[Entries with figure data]
________________________

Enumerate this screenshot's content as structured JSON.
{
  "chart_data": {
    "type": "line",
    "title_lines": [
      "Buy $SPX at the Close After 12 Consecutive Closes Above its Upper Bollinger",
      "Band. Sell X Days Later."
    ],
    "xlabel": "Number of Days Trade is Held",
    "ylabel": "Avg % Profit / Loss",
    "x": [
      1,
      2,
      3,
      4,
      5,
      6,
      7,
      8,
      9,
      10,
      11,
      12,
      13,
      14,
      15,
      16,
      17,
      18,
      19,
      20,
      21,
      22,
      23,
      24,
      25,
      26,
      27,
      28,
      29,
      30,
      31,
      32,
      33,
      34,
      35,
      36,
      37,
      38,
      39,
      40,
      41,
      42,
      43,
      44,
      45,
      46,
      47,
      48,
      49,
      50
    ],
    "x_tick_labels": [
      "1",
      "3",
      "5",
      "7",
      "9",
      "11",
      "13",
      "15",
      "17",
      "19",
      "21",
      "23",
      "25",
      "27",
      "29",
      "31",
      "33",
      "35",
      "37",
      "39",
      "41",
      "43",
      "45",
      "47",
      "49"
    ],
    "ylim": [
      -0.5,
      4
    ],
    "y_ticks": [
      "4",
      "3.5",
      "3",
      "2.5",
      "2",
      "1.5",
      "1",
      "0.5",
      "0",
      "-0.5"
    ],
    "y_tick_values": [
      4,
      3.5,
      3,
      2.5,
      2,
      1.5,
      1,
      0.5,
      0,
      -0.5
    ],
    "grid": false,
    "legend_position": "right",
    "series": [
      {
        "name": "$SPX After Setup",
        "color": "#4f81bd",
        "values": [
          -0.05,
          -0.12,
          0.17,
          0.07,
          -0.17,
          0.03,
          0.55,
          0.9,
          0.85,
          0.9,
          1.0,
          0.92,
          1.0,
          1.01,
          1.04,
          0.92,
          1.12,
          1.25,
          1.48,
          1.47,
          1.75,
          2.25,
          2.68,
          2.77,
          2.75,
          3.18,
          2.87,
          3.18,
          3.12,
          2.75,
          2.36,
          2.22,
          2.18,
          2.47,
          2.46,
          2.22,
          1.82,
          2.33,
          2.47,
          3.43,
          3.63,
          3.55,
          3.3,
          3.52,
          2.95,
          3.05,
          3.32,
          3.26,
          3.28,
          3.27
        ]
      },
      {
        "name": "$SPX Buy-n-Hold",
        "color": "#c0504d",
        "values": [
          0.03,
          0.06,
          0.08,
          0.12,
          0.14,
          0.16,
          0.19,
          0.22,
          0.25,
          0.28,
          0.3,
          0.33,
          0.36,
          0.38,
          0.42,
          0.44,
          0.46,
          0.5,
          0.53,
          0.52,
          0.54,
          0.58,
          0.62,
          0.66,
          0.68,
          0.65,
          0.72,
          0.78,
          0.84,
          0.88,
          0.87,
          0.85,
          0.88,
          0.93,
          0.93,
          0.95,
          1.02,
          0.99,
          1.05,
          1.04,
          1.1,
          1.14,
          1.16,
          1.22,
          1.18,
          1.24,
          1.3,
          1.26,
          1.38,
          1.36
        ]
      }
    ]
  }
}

________________________

WHAT IS EXPECTED: Pick out all lines from the data above in which the word "Days" appears.

RIGHT ANSWER:
      "Band. Sell X Days Later."
    "xlabel": "Number of Days Trade is Held",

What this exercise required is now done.